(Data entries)

======

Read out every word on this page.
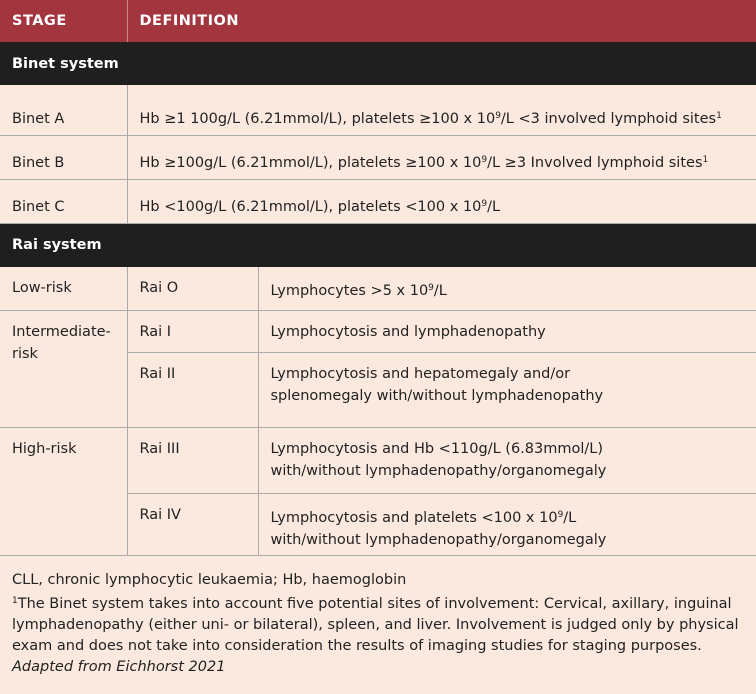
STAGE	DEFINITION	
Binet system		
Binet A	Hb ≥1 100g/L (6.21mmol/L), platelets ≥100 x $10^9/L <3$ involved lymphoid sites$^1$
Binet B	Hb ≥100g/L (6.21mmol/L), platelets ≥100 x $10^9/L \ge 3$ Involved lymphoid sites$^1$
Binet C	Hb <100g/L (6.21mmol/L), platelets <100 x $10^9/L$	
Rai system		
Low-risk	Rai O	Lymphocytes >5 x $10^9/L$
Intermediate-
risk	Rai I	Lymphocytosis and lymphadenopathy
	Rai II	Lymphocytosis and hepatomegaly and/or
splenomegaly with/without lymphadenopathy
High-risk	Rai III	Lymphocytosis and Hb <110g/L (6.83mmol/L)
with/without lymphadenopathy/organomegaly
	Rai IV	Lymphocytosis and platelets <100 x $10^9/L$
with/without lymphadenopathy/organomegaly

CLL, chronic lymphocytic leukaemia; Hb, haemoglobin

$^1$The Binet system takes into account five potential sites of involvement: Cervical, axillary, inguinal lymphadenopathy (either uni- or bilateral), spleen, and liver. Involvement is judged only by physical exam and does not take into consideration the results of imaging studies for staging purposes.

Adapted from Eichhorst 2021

======

What the exercise asks —
Copy the whole of the material above exactly, but not its images.

Final answer —
Read out every word on this page.
STAGE	DEFINITION	
Binet system		
Binet A	Hb ≥1 100g/L (6.21mmol/L), platelets ≥100 x $10^9/L <3$ involved lymphoid sites$^1$
Binet B	Hb ≥100g/L (6.21mmol/L), platelets ≥100 x $10^9/L \ge 3$ Involved lymphoid sites$^1$
Binet C	Hb <100g/L (6.21mmol/L), platelets <100 x $10^9/L$	
Rai system		
Low-risk	Rai O	Lymphocytes >5 x $10^9/L$
Intermediate-
risk	Rai I	Lymphocytosis and lymphadenopathy
	Rai II	Lymphocytosis and hepatomegaly and/or
splenomegaly with/without lymphadenopathy
High-risk	Rai III	Lymphocytosis and Hb <110g/L (6.83mmol/L)
with/without lymphadenopathy/organomegaly
	Rai IV	Lymphocytosis and platelets <100 x $10^9/L$
with/without lymphadenopathy/organomegaly

CLL, chronic lymphocytic leukaemia; Hb, haemoglobin

$^1$The Binet system takes into account five potential sites of involvement: Cervical, axillary, inguinal lymphadenopathy (either uni- or bilateral), spleen, and liver. Involvement is judged only by physical exam and does not take into consideration the results of imaging studies for staging purposes.

Adapted from Eichhorst 2021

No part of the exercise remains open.